[Dataset items]
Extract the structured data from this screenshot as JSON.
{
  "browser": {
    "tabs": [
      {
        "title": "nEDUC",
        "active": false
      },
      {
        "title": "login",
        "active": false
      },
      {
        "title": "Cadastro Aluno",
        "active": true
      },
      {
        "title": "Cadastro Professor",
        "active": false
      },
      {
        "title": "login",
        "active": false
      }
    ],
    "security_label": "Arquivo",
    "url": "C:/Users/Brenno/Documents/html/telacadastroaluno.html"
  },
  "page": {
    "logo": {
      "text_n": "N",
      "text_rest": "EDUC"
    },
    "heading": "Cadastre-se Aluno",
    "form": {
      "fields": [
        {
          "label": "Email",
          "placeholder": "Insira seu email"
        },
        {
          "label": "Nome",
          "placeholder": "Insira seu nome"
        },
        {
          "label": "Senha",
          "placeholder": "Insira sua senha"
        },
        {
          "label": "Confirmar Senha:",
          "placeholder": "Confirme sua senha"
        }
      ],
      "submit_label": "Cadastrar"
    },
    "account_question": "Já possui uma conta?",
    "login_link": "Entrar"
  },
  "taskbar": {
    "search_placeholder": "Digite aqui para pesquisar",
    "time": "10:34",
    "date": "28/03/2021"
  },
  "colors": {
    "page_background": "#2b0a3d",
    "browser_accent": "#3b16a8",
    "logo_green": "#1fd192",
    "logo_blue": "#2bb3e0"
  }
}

DIRECTIONS> Please give back all of the records exactly as written.

RIGHT ANSWER>
Extract the structured data from this screenshot as JSON.
{
  "browser": {
    "tabs": [
      {
        "title": "nEDUC",
        "active": false
      },
      {
        "title": "login",
        "active": false
      },
      {
        "title": "Cadastro Aluno",
        "active": true
      },
      {
        "title": "Cadastro Professor",
        "active": false
      },
      {
        "title": "login",
        "active": false
      }
    ],
    "security_label": "Arquivo",
    "url": "C:/Users/Brenno/Documents/html/telacadastroaluno.html"
  },
  "page": {
    "logo": {
      "text_n": "N",
      "text_rest": "EDUC"
    },
    "heading": "Cadastre-se Aluno",
    "form": {
      "fields": [
        {
          "label": "Email",
          "placeholder": "Insira seu email"
        },
        {
          "label": "Nome",
          "placeholder": "Insira seu nome"
        },
        {
          "label": "Senha",
          "placeholder": "Insira sua senha"
        },
        {
          "label": "Confirmar Senha:",
          "placeholder": "Confirme sua senha"
        }
      ],
      "submit_label": "Cadastrar"
    },
    "account_question": "Já possui uma conta?",
    "login_link": "Entrar"
  },
  "taskbar": {
    "search_placeholder": "Digite aqui para pesquisar",
    "time": "10:34",
    "date": "28/03/2021"
  },
  "colors": {
    "page_background": "#2b0a3d",
    "browser_accent": "#3b16a8",
    "logo_green": "#1fd192",
    "logo_blue": "#2bb3e0"
  }
}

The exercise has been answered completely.